>> START Document section
Nicolai begins by reminding us that this idea has existed in all ages.
He summarises the history of the doctrine. We have the "fire" of
Heraclitus, which for the sage of Ephesus was also the universal
intelligence of the world. We have the same thing in the "pneuma" of the
stoics and in the "pneuma agion" of the primitive Christians, the sacred
energy, the vivifying force, which is the concentrated essence of all
the souls. It is what Origen speaks of as "universum mundum velut animal
quoddam immensum." We encounter the idea once more in the fertile
fancies of Cardanus, Giordano Bruno, Paracelsus, and Campanella.
>> END Document section
Stated task 1:
In the passage on the doctrine's history, translate the sentence "He summarises the history of the doctrine." into French.
Stated task 2:
Reproduce the passage on the doctrine's history word for word, from "Nicolai begins by" up to and including "Paracelsus, and Campanella.".
>> START Data section
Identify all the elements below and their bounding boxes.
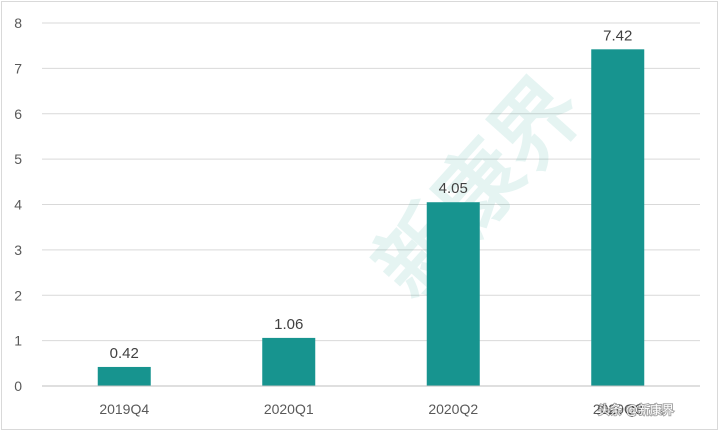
>> END Data section
Exercise solution 1:
Il résume l'histoire de la doctrine.

Exercise solution 2:
Nicolai begins by reminding us that this idea has existed in all ages.
He summarises the history of the doctrine. We have the "fire" of
Heraclitus, which for the sage of Ephesus was also the universal
intelligence of the world. We have the same thing in the "pneuma" of the
stoics and in the "pneuma agion" of the primitive Christians, the sacred
energy, the vivifying force, which is the concentrated essence of all
the souls. It is what Origen speaks of as "universum mundum velut animal
quoddam immensum." We encounter the idea once more in the fertile
fancies of Cardanus, Giordano Bruno, Paracelsus, and Campanella.